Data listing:
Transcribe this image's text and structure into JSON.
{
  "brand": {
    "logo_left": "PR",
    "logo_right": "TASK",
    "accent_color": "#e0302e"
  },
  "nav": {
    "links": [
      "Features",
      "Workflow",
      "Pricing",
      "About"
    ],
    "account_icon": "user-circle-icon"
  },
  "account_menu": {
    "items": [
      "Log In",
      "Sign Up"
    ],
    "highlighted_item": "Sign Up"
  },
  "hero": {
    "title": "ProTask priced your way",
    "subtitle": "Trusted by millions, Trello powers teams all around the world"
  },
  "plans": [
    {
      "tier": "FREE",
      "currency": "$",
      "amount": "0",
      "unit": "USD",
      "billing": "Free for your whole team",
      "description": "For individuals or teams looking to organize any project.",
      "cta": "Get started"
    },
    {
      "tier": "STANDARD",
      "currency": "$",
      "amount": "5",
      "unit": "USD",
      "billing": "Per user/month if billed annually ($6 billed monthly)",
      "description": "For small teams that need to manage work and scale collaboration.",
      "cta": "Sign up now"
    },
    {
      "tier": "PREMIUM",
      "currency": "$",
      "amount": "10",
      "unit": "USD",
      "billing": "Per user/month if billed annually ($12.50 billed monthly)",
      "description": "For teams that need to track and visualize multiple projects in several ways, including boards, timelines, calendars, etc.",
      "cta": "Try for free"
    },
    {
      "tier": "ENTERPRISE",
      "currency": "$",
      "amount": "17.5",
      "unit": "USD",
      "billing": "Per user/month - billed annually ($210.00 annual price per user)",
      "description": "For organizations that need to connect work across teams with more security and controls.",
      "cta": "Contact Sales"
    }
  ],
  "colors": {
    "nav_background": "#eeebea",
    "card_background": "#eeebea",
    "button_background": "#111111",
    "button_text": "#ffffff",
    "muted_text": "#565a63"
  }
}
==
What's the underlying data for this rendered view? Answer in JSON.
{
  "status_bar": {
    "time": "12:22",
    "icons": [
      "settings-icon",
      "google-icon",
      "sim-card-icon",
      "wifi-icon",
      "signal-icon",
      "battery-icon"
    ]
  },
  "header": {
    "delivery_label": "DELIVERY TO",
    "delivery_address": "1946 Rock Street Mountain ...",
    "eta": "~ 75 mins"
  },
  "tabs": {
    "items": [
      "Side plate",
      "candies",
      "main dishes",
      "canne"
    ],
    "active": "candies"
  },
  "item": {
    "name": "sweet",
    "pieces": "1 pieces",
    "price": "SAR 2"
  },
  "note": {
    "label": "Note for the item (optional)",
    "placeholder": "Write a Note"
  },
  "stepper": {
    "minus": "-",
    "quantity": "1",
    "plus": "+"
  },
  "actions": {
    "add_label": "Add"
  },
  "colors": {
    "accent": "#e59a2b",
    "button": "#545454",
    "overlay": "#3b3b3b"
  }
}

WRITTEN REQUEST: Read the lines above. Gather those in which the string "eeebea" is found.

RESPONSE FOR THIS EXERCISE:
    "nav_background": "#eeebea",
    "card_background": "#eeebea",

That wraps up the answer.